======== Data to use

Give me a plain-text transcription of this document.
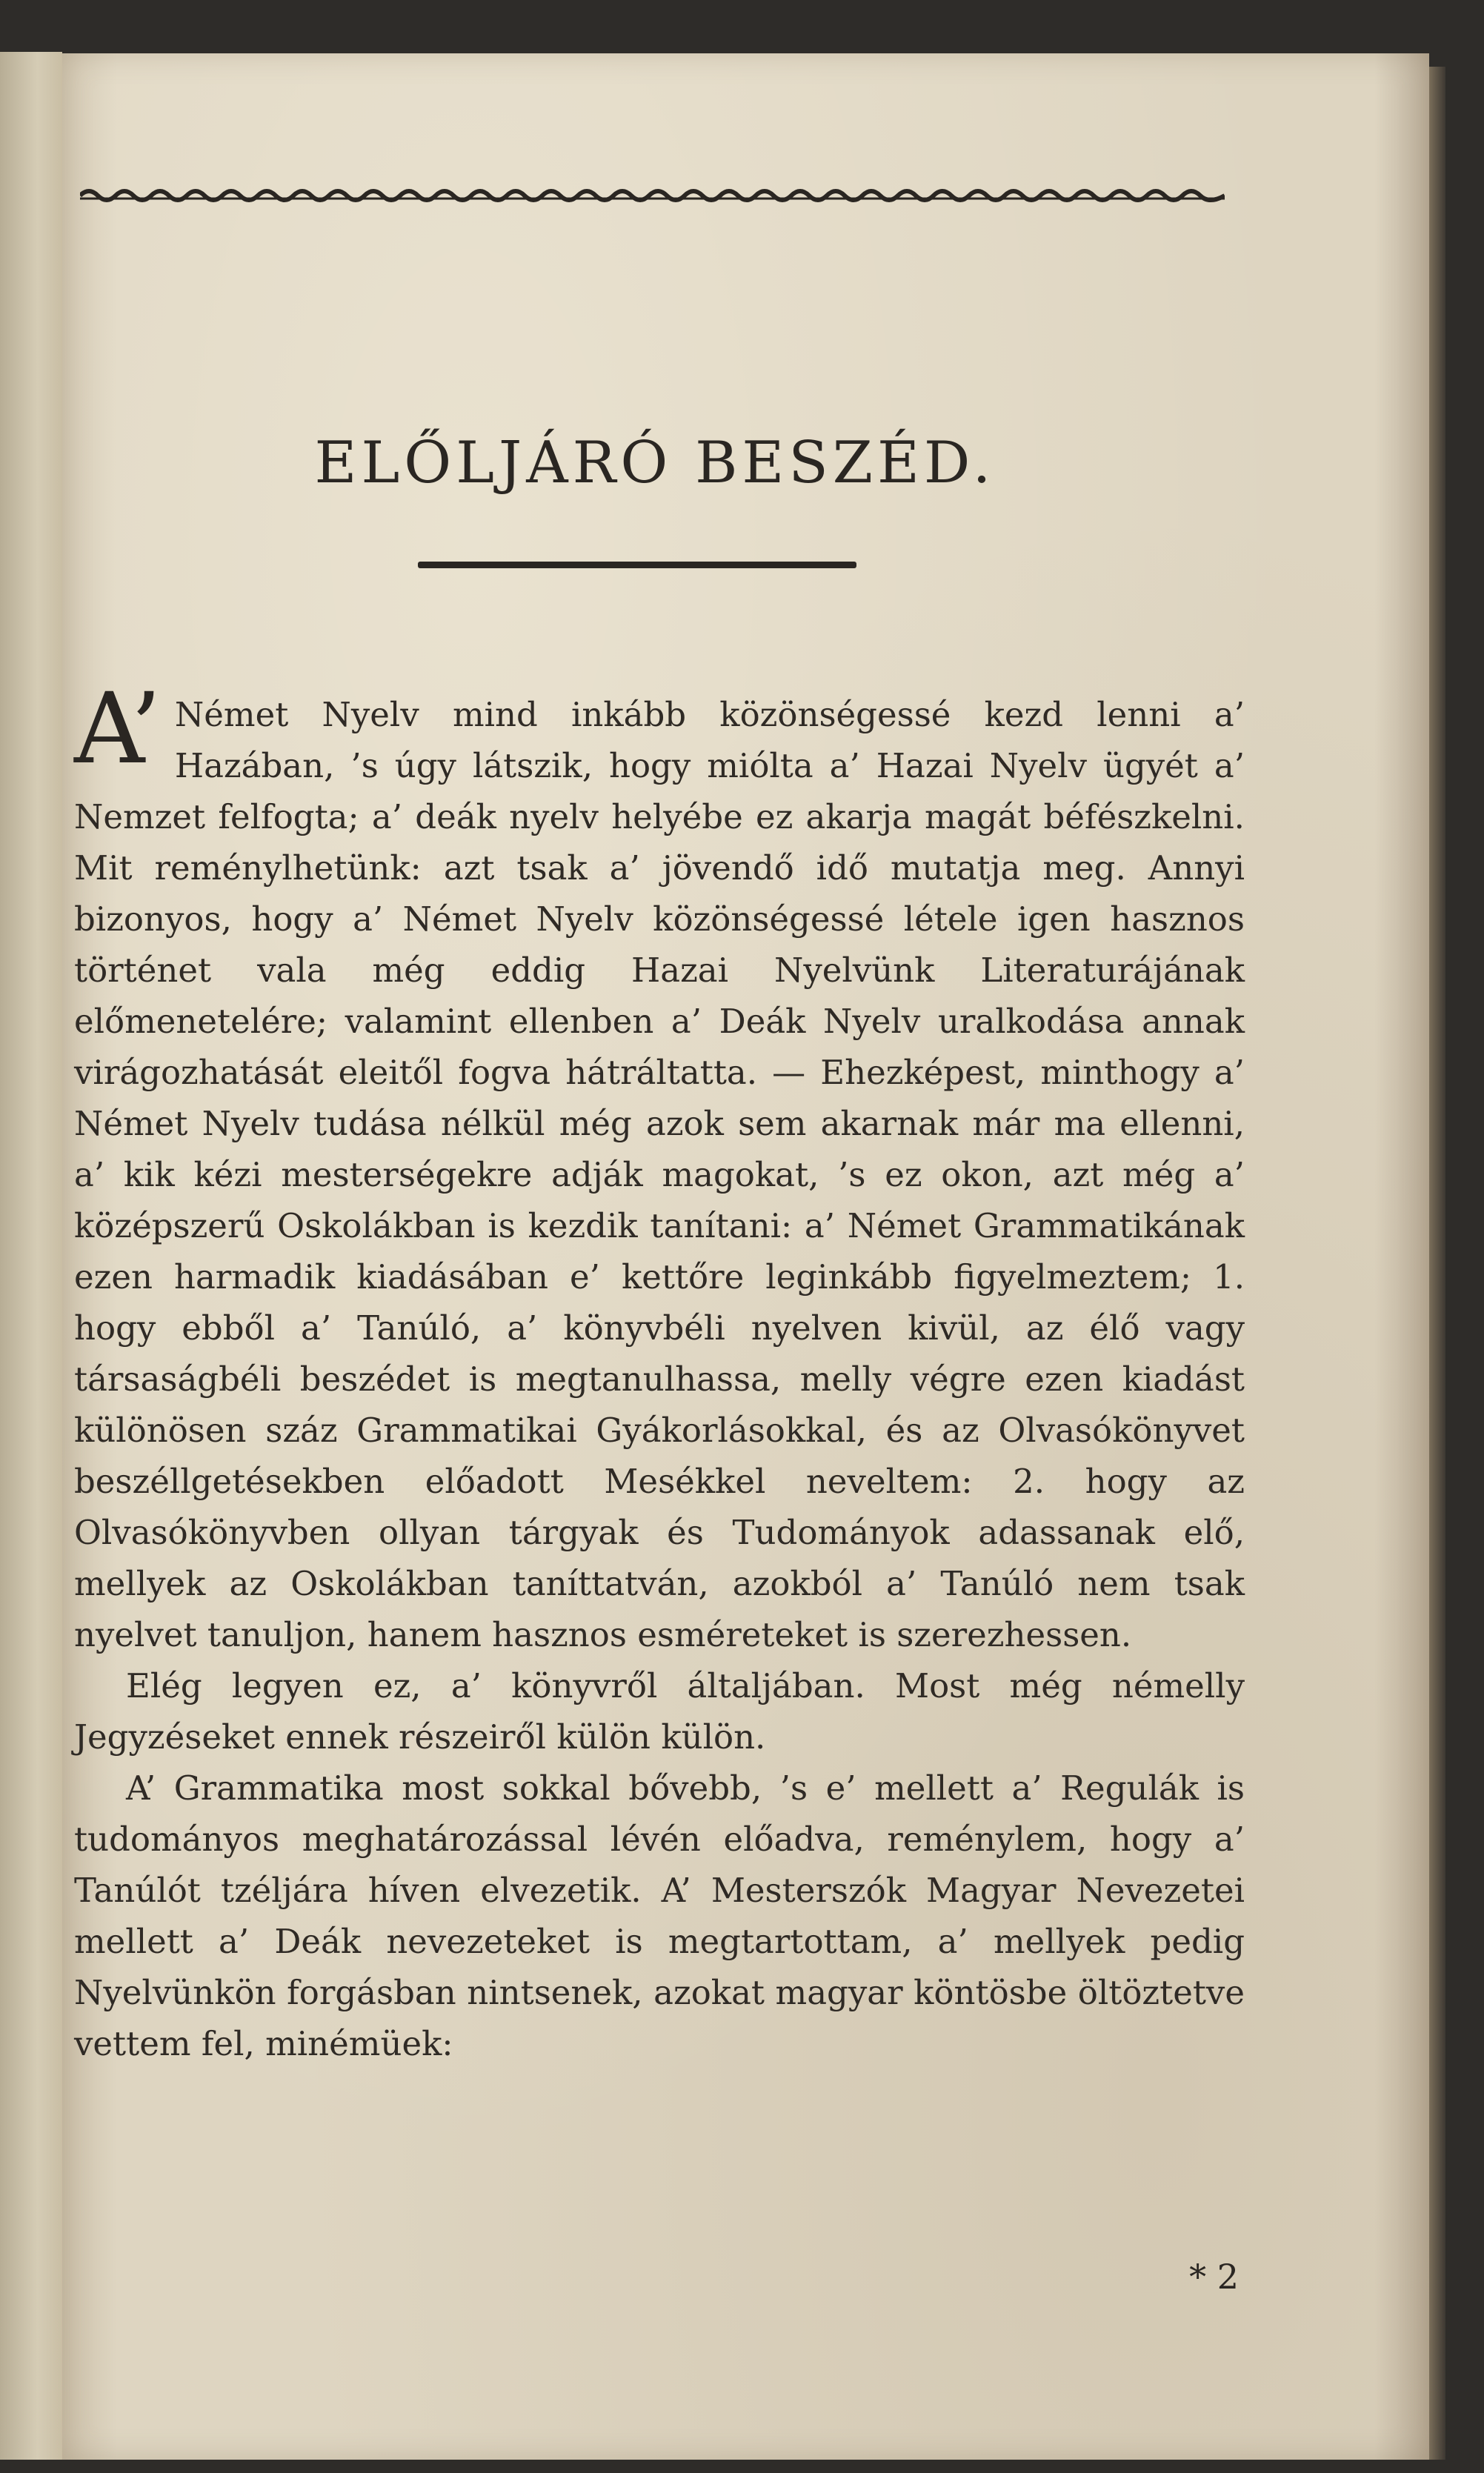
ELŐLJÁRÓ BESZÉD.

A’ Német Nyelv mind inkább közönségessé kezd lenni a’ Hazában, ’s úgy látszik, hogy miólta a’ Hazai Nyelv ügyét a’ Nemzet felfogta; a’ deák nyelv helyébe ez akarja magát béfészkelni. Mit reménylhetünk: azt tsak a’ jövendő idő mutatja meg. Annyi bizonyos, hogy a’ Német Nyelv közönségessé létele igen hasznos történet vala még eddig Hazai Nyelvünk Literaturájának előmenetelére; valamint ellenben a’ Deák Nyelv uralkodása annak virágozhatását eleitől fogva hátráltatta. — Ehezképest, minthogy a’ Német Nyelv tudása nélkül még azok sem akarnak már ma ellenni, a’ kik kézi mesterségekre adják magokat, ’s ez okon, azt még a’ középszerű Oskolákban is kezdik tanítani: a’ Német Grammatikának ezen harmadik kiadásában e’ kettőre leginkább figyelmeztem; 1. hogy ebből a’ Tanúló, a’ könyvbéli nyelven kivül, az élő vagy társaságbéli beszédet is megtanulhassa, melly végre ezen kiadást különösen száz Grammatikai Gyákorlásokkal, és az Olvasókönyvet beszéllgetésekben előadott Mesékkel neveltem: 2. hogy az Olvasókönyvben ollyan tárgyak és Tudományok adassanak elő, mellyek az Oskolákban taníttatván, azokból a’ Tanúló nem tsak nyelvet tanuljon, hanem hasznos esméreteket is szerezhessen.

Elég legyen ez, a’ könyvről általjában. Most még némelly Jegyzéseket ennek részeiről külön külön.

A’ Grammatika most sokkal bővebb, ’s e’ mellett a’ Regulák is tudományos meghatározással lévén előadva, reménylem, hogy a’ Tanúlót tzéljára híven elvezetik. A’ Mesterszók Magyar Nevezetei mellett a’ Deák nevezeteket is megtartottam, a’ mellyek pedig Nyelvünkön forgásban nintsenek, azokat magyar köntösbe öltöztetve vettem fel, minémüek:

* 2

================

§ **Instructions to follow**: Skip the pictures and print each record exactly as it stands.

§ **Task result**:
Give me a plain-text transcription of this document.
ELŐLJÁRÓ BESZÉD.

A’ Német Nyelv mind inkább közönségessé kezd lenni a’ Hazában, ’s úgy látszik, hogy miólta a’ Hazai Nyelv ügyét a’ Nemzet felfogta; a’ deák nyelv helyébe ez akarja magát béfészkelni. Mit reménylhetünk: azt tsak a’ jövendő idő mutatja meg. Annyi bizonyos, hogy a’ Német Nyelv közönségessé létele igen hasznos történet vala még eddig Hazai Nyelvünk Literaturájának előmenetelére; valamint ellenben a’ Deák Nyelv uralkodása annak virágozhatását eleitől fogva hátráltatta. — Ehezképest, minthogy a’ Német Nyelv tudása nélkül még azok sem akarnak már ma ellenni, a’ kik kézi mesterségekre adják magokat, ’s ez okon, azt még a’ középszerű Oskolákban is kezdik tanítani: a’ Német Grammatikának ezen harmadik kiadásában e’ kettőre leginkább figyelmeztem; 1. hogy ebből a’ Tanúló, a’ könyvbéli nyelven kivül, az élő vagy társaságbéli beszédet is megtanulhassa, melly végre ezen kiadást különösen száz Grammatikai Gyákorlásokkal, és az Olvasókönyvet beszéllgetésekben előadott Mesékkel neveltem: 2. hogy az Olvasókönyvben ollyan tárgyak és Tudományok adassanak elő, mellyek az Oskolákban taníttatván, azokból a’ Tanúló nem tsak nyelvet tanuljon, hanem hasznos esméreteket is szerezhessen.

Elég legyen ez, a’ könyvről általjában. Most még némelly Jegyzéseket ennek részeiről külön külön.

A’ Grammatika most sokkal bővebb, ’s e’ mellett a’ Regulák is tudományos meghatározással lévén előadva, reménylem, hogy a’ Tanúlót tzéljára híven elvezetik. A’ Mesterszók Magyar Nevezetei mellett a’ Deák nevezeteket is megtartottam, a’ mellyek pedig Nyelvünkön forgásban nintsenek, azokat magyar köntösbe öltöztetve vettem fel, minémüek:

* 2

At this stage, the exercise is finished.